• [The request]: Records follow. Select each line holding "Younger".

• [Data to process]:
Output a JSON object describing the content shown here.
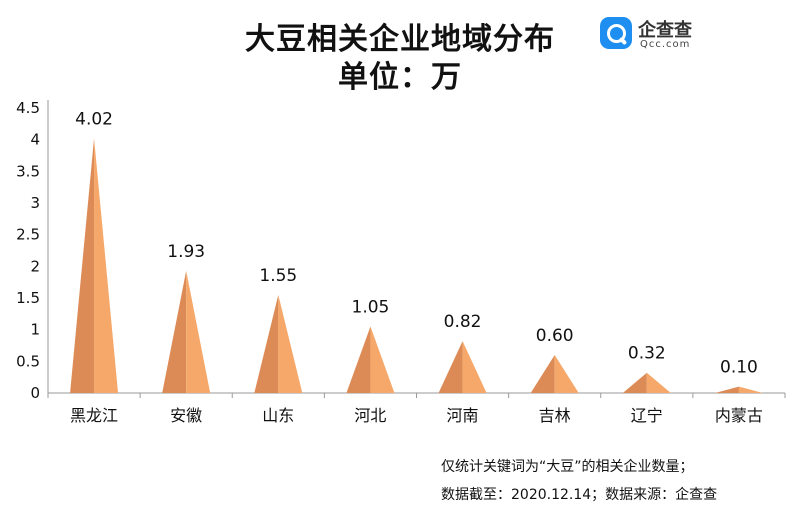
{
  "header": {
    "title_line1": "大豆相关企业地域分布",
    "title_line2": "单位：万"
  },
  "logo": {
    "name": "企查查",
    "domain": "Qcc.com",
    "icon": "magnifier-q-icon",
    "color": "#1e8ff0"
  },
  "chart_data": {
    "type": "bar",
    "shape": "cone",
    "categories": [
      "黑龙江",
      "安徽",
      "山东",
      "河北",
      "河南",
      "吉林",
      "辽宁",
      "内蒙古"
    ],
    "values": [
      4.02,
      1.93,
      1.55,
      1.05,
      0.82,
      0.6,
      0.32,
      0.1
    ],
    "data_labels": [
      "4.02",
      "1.93",
      "1.55",
      "1.05",
      "0.82",
      "0.60",
      "0.32",
      "0.10"
    ],
    "y_ticks": [
      "0",
      "0.5",
      "1",
      "1.5",
      "2",
      "2.5",
      "3",
      "3.5",
      "4",
      "4.5"
    ],
    "ylim": [
      0,
      4.5
    ],
    "grid": false,
    "legend": "none",
    "colors": {
      "light": "#f5a869",
      "dark": "#dd8b56"
    }
  },
  "notes": {
    "line1": "仅统计关键词为“大豆”的相关企业数量；",
    "line2": "数据截至：2020.12.14；数据来源：企查查"
  }
}
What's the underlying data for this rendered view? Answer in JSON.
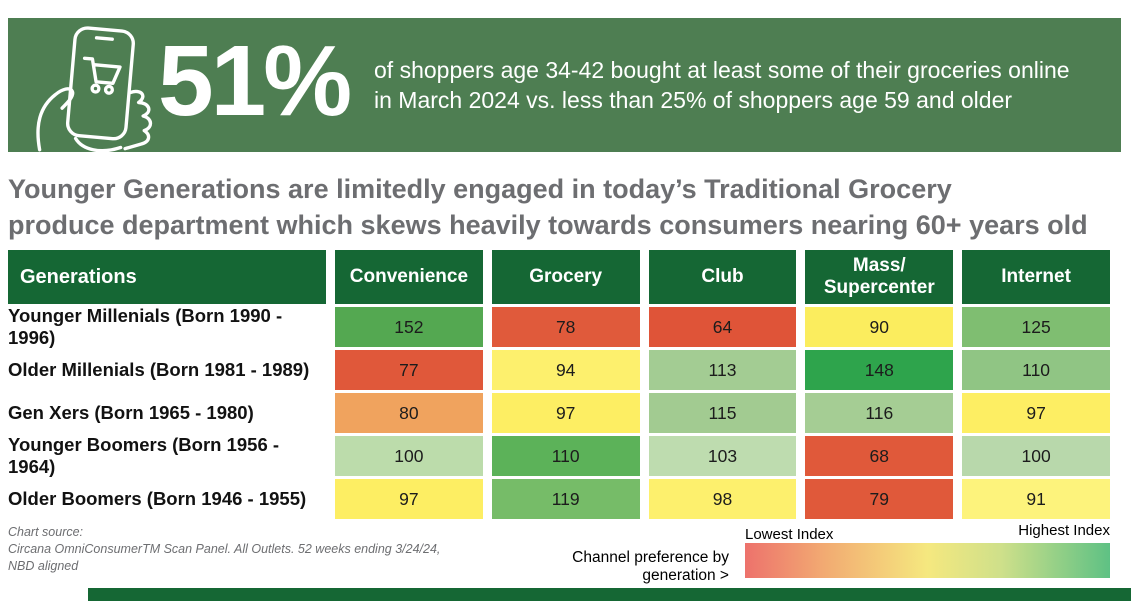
{
  "banner": {
    "stat": "51%",
    "description_line1": "of shoppers age 34-42 bought at least some of their groceries online",
    "description_line2": "in March 2024 vs. less than 25% of shoppers age 59 and older",
    "icon": "phone-shopping-cart-icon",
    "bg_color": "#4e7e52",
    "text_color": "#ffffff"
  },
  "headline": {
    "line1": "Younger Generations are limitedly engaged in today’s Traditional Grocery",
    "line2": "produce department which skews heavily towards consumers nearing 60+ years old"
  },
  "chart_data": {
    "type": "heatmap",
    "title": "Channel preference by generation (index)",
    "row_header": "Generations",
    "columns": [
      "Convenience",
      "Grocery",
      "Club",
      "Mass/ Supercenter",
      "Internet"
    ],
    "rows": [
      {
        "label": "Younger Millenials (Born 1990 - 1996)",
        "values": [
          152,
          78,
          64,
          90,
          125
        ],
        "colors": [
          "#54a851",
          "#e05a3b",
          "#df5438",
          "#fbed5e",
          "#7fbe71"
        ]
      },
      {
        "label": "Older Millenials (Born 1981 - 1989)",
        "values": [
          77,
          94,
          113,
          148,
          110
        ],
        "colors": [
          "#e0583a",
          "#fdf06d",
          "#a3cc93",
          "#2ea44c",
          "#90c584"
        ]
      },
      {
        "label": "Gen Xers (Born 1965 - 1980)",
        "values": [
          80,
          97,
          115,
          116,
          97
        ],
        "colors": [
          "#f0a35e",
          "#fdee63",
          "#a2cb91",
          "#a5cd94",
          "#fdee63"
        ]
      },
      {
        "label": "Younger Boomers (Born 1956 - 1964)",
        "values": [
          100,
          110,
          103,
          68,
          100
        ],
        "colors": [
          "#bcdcab",
          "#5cb259",
          "#bedcaf",
          "#e0593a",
          "#b8d8ab"
        ]
      },
      {
        "label": "Older Boomers (Born 1946 - 1955)",
        "values": [
          97,
          119,
          98,
          79,
          91
        ],
        "colors": [
          "#fdee63",
          "#76bc68",
          "#fdf06d",
          "#e0593a",
          "#fdf37c"
        ]
      }
    ],
    "header_bg_color": "#156734",
    "legend": {
      "caption": "Channel preference by generation >",
      "low_label": "Lowest Index",
      "high_label": "Highest Index",
      "low_color": "#ed726c",
      "mid_color": "#f5e87f",
      "high_color": "#5ec184",
      "position": "bottom-right"
    }
  },
  "footer": {
    "source_label": "Chart source:",
    "source_line1": "Circana OmniConsumerTM Scan Panel. All Outlets. 52 weeks ending 3/24/24,",
    "source_line2": "NBD aligned"
  }
}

• [Answer below]:
    "line1": "Younger Generations are limitedly engaged in today’s Traditional Grocery",
        "label": "Younger Millenials (Born 1990 - 1996)",
        "label": "Younger Boomers (Born 1956 - 1964)",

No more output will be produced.